■ **GIVEN RECORDS**:

┄┄┄┄┄┄

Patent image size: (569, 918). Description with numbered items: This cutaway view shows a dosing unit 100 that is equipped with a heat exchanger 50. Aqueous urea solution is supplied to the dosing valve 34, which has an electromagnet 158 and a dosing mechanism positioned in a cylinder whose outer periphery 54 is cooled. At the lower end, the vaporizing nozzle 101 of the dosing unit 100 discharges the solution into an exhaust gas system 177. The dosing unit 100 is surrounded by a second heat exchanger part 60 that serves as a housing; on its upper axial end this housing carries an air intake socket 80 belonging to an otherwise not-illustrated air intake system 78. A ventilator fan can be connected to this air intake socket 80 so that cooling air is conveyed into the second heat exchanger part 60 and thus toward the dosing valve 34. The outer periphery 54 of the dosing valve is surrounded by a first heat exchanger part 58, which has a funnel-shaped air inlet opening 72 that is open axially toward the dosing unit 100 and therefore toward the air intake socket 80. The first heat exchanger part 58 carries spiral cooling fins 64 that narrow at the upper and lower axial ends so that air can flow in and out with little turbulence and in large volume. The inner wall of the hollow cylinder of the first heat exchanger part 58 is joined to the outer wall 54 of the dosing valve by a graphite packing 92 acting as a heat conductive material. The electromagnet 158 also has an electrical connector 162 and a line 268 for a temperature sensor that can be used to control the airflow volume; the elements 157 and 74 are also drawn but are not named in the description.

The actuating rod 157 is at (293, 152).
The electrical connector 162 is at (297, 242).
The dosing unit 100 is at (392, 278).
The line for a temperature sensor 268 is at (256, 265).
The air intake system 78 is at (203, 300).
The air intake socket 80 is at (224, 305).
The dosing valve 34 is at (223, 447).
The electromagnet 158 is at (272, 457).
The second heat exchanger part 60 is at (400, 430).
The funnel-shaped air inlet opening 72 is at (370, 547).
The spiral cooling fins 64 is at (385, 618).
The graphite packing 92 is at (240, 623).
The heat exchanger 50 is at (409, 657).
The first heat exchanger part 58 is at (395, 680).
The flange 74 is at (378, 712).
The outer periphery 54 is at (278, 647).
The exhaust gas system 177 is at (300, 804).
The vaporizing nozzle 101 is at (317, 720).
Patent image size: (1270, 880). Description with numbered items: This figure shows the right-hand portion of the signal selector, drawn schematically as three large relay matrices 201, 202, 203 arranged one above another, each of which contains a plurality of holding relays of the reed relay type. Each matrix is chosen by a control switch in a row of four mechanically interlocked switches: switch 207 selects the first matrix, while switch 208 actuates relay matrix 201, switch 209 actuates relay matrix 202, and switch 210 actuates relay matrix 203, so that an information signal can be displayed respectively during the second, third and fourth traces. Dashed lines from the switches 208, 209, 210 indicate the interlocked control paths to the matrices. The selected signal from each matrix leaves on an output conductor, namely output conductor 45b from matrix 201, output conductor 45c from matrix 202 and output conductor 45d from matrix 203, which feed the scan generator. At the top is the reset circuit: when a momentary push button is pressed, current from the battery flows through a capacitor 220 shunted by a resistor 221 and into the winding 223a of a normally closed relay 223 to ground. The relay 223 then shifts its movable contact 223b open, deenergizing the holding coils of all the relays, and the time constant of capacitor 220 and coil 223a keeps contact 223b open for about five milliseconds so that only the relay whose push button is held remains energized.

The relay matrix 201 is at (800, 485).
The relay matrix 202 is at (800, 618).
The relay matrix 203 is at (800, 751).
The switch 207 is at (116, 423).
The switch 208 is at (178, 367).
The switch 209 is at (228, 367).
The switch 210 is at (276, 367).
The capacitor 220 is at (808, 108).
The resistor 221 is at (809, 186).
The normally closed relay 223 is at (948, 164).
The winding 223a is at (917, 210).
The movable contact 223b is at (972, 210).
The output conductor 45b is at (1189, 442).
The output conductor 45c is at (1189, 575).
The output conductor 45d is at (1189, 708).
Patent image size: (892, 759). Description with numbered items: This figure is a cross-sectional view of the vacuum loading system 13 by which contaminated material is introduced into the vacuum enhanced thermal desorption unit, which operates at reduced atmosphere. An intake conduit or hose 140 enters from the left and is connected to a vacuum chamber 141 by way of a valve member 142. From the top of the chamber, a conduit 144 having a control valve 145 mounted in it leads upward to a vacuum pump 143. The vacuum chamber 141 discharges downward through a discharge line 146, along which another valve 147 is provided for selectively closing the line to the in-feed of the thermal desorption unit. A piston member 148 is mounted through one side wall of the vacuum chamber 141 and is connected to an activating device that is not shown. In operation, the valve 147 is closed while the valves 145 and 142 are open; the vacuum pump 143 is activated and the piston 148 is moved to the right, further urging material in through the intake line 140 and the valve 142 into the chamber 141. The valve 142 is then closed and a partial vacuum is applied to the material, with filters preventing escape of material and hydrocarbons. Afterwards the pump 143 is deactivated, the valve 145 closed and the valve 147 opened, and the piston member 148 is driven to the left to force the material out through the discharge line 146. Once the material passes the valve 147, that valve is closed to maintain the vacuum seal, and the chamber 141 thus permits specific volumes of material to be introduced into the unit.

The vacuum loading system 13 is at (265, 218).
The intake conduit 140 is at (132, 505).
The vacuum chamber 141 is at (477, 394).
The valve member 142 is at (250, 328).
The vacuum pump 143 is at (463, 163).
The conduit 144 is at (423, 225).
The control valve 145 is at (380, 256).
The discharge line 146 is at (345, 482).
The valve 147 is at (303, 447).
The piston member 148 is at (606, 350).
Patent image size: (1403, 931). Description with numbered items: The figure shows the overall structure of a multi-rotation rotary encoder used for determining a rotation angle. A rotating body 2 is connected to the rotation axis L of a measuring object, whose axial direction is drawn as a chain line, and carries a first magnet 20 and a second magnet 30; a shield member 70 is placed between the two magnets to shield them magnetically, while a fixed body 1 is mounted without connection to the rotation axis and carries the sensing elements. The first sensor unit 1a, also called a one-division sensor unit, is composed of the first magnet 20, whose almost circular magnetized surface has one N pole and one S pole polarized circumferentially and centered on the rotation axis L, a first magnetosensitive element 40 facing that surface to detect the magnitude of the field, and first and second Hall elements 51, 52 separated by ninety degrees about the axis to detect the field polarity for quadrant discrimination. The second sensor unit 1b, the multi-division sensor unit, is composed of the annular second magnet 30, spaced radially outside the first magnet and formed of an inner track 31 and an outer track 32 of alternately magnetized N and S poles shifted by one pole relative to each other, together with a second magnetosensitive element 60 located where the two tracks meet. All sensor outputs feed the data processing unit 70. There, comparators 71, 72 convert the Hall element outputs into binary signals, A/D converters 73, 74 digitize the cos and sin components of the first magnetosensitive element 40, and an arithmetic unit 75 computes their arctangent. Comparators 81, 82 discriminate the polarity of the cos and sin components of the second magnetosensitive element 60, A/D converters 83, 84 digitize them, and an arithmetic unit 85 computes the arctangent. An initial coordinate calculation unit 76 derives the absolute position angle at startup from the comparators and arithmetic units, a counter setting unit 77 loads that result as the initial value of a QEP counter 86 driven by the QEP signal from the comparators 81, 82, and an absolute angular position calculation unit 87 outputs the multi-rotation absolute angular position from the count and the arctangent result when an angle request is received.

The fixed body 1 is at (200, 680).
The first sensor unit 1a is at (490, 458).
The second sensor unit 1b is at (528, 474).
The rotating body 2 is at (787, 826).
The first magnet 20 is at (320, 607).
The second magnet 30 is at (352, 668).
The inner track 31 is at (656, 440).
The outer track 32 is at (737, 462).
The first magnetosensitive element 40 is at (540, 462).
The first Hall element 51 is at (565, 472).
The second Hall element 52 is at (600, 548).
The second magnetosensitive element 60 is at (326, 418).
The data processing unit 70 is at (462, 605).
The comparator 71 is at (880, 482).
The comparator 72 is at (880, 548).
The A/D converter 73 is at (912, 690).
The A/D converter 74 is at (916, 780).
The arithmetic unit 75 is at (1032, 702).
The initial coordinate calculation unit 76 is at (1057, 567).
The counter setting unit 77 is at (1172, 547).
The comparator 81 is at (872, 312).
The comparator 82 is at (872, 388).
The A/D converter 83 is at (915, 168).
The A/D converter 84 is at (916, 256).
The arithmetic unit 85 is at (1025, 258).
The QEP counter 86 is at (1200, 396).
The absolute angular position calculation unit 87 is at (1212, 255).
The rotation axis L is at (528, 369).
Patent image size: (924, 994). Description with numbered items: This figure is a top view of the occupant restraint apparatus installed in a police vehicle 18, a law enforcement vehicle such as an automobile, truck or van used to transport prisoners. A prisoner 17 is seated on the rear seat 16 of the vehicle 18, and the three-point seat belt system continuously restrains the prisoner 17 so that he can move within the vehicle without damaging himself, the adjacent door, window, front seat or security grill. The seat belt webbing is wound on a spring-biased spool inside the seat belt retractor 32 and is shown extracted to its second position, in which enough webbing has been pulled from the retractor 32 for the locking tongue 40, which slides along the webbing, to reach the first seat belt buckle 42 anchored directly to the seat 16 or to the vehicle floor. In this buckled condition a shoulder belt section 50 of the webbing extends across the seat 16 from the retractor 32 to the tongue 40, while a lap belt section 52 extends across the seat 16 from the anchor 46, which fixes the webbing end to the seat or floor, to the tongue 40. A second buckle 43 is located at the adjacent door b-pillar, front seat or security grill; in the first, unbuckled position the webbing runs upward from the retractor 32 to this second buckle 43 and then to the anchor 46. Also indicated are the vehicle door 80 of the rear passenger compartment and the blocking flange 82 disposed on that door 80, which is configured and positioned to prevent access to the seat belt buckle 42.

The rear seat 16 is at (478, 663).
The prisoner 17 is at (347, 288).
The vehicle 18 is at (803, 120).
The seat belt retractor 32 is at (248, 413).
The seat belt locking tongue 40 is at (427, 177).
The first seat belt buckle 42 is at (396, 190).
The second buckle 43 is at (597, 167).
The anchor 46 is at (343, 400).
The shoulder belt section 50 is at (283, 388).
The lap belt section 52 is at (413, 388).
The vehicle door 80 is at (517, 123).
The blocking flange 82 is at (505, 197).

┄┄┄┄┄┄

■ **WHAT YOU WILL DO**: Rewrite the lines from the one holding "Patent image size: (892, 759)." through the one holding "The vacuum loading system 13 is", inclusive, with "cross-sectional" replaced by "sectional" and nothing else changed.

■ **IN RESPONSE**:
Patent image size: (892, 759). Description with numbered items: This figure is a sectional view of the vacuum loading system 13 by which contaminated material is introduced into the vacuum enhanced thermal desorption unit, which operates at reduced atmosphere. An intake conduit or hose 140 enters from the left and is connected to a vacuum chamber 141 by way of a valve member 142. From the top of the chamber, a conduit 144 having a control valve 145 mounted in it leads upward to a vacuum pump 143. The vacuum chamber 141 discharges downward through a discharge line 146, along which another valve 147 is provided for selectively closing the line to the in-feed of the thermal desorption unit. A piston member 148 is mounted through one side wall of the vacuum chamber 141 and is connected to an activating device that is not shown. In operation, the valve 147 is closed while the valves 145 and 142 are open; the vacuum pump 143 is activated and the piston 148 is moved to the right, further urging material in through the intake line 140 and the valve 142 into the chamber 141. The valve 142 is then closed and a partial vacuum is applied to the material, with filters preventing escape of material and hydrocarbons. Afterwards the pump 143 is deactivated, the valve 145 closed and the valve 147 opened, and the piston member 148 is driven to the left to force the material out through the discharge line 146. Once the material passes the valve 147, that valve is closed to maintain the vacuum seal, and the chamber 141 thus permits specific volumes of material to be introduced into the unit.

The vacuum loading system 13 is at (265, 218).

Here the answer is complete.